■ WHAT THE EXERCISE ASKS: Copy down all of the data underneath, exactly as shown.

■ DATA FOR PROCESSING:
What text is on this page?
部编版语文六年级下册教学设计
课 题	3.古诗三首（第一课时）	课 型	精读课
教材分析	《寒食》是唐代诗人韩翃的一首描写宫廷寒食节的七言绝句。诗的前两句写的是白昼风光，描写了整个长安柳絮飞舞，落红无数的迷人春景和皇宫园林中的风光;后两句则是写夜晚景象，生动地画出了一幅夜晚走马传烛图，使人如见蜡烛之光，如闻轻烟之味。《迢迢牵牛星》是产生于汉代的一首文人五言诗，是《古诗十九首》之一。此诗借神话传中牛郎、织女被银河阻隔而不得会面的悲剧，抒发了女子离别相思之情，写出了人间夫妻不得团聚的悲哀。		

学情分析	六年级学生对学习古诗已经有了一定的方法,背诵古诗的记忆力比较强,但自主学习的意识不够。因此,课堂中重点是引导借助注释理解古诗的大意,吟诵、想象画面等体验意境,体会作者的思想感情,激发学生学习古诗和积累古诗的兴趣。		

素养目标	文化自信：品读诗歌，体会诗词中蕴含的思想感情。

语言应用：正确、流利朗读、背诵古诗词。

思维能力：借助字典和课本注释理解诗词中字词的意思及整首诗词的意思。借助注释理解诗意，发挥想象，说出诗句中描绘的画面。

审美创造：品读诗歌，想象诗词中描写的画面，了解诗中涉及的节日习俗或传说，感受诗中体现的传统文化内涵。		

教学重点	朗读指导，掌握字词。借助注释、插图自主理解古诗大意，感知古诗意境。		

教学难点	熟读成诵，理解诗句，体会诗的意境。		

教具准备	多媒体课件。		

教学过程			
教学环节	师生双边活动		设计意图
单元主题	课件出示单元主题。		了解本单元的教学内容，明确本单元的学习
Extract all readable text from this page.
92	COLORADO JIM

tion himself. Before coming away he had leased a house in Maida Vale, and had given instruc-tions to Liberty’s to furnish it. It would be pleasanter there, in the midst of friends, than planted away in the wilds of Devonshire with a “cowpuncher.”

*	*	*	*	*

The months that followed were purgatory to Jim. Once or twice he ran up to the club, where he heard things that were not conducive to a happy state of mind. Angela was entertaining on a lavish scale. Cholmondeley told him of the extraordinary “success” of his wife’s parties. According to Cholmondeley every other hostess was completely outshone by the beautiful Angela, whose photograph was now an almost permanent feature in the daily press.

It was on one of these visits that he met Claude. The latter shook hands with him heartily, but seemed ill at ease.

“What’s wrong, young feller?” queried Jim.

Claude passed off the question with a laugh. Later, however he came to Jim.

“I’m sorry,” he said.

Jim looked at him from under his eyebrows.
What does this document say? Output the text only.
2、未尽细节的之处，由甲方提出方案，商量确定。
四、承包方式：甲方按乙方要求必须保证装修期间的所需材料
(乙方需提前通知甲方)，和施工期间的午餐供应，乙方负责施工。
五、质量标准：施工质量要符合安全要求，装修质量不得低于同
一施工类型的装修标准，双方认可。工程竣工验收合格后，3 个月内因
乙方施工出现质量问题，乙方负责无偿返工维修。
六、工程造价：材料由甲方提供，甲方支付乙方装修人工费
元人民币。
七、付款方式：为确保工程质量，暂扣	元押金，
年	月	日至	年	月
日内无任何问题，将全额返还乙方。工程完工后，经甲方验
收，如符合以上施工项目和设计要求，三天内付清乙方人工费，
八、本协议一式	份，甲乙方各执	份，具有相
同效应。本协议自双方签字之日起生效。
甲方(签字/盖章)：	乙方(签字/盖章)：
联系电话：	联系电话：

■ RESPONSE TO THIS EXERCISE:
What text is on this page?
部编版语文六年级下册教学设计
课 题	3.古诗三首（第一课时）	课 型	精读课
教材分析	《寒食》是唐代诗人韩翃的一首描写宫廷寒食节的七言绝句。诗的前两句写的是白昼风光，描写了整个长安柳絮飞舞，落红无数的迷人春景和皇宫园林中的风光;后两句则是写夜晚景象，生动地画出了一幅夜晚走马传烛图，使人如见蜡烛之光，如闻轻烟之味。《迢迢牵牛星》是产生于汉代的一首文人五言诗，是《古诗十九首》之一。此诗借神话传中牛郎、织女被银河阻隔而不得会面的悲剧，抒发了女子离别相思之情，写出了人间夫妻不得团聚的悲哀。		

学情分析	六年级学生对学习古诗已经有了一定的方法,背诵古诗的记忆力比较强,但自主学习的意识不够。因此,课堂中重点是引导借助注释理解古诗的大意,吟诵、想象画面等体验意境,体会作者的思想感情,激发学生学习古诗和积累古诗的兴趣。		

素养目标	文化自信：品读诗歌，体会诗词中蕴含的思想感情。

语言应用：正确、流利朗读、背诵古诗词。

思维能力：借助字典和课本注释理解诗词中字词的意思及整首诗词的意思。借助注释理解诗意，发挥想象，说出诗句中描绘的画面。

审美创造：品读诗歌，想象诗词中描写的画面，了解诗中涉及的节日习俗或传说，感受诗中体现的传统文化内涵。		

教学重点	朗读指导，掌握字词。借助注释、插图自主理解古诗大意，感知古诗意境。		

教学难点	熟读成诵，理解诗句，体会诗的意境。		

教具准备	多媒体课件。		

教学过程			
教学环节	师生双边活动		设计意图
单元主题	课件出示单元主题。		了解本单元的教学内容，明确本单元的学习
Extract all readable text from this page.
92	COLORADO JIM

tion himself. Before coming away he had leased a house in Maida Vale, and had given instruc-tions to Liberty’s to furnish it. It would be pleasanter there, in the midst of friends, than planted away in the wilds of Devonshire with a “cowpuncher.”

*	*	*	*	*

The months that followed were purgatory to Jim. Once or twice he ran up to the club, where he heard things that were not conducive to a happy state of mind. Angela was entertaining on a lavish scale. Cholmondeley told him of the extraordinary “success” of his wife’s parties. According to Cholmondeley every other hostess was completely outshone by the beautiful Angela, whose photograph was now an almost permanent feature in the daily press.

It was on one of these visits that he met Claude. The latter shook hands with him heartily, but seemed ill at ease.

“What’s wrong, young feller?” queried Jim.

Claude passed off the question with a laugh. Later, however he came to Jim.

“I’m sorry,” he said.

Jim looked at him from under his eyebrows.
What does this document say? Output the text only.
2、未尽细节的之处，由甲方提出方案，商量确定。
四、承包方式：甲方按乙方要求必须保证装修期间的所需材料
(乙方需提前通知甲方)，和施工期间的午餐供应，乙方负责施工。
五、质量标准：施工质量要符合安全要求，装修质量不得低于同
一施工类型的装修标准，双方认可。工程竣工验收合格后，3 个月内因
乙方施工出现质量问题，乙方负责无偿返工维修。
六、工程造价：材料由甲方提供，甲方支付乙方装修人工费
元人民币。
七、付款方式：为确保工程质量，暂扣	元押金，
年	月	日至	年	月
日内无任何问题，将全额返还乙方。工程完工后，经甲方验
收，如符合以上施工项目和设计要求，三天内付清乙方人工费，
八、本协议一式	份，甲乙方各执	份，具有相
同效应。本协议自双方签字之日起生效。
甲方(签字/盖章)：	乙方(签字/盖章)：
联系电话：	联系电话：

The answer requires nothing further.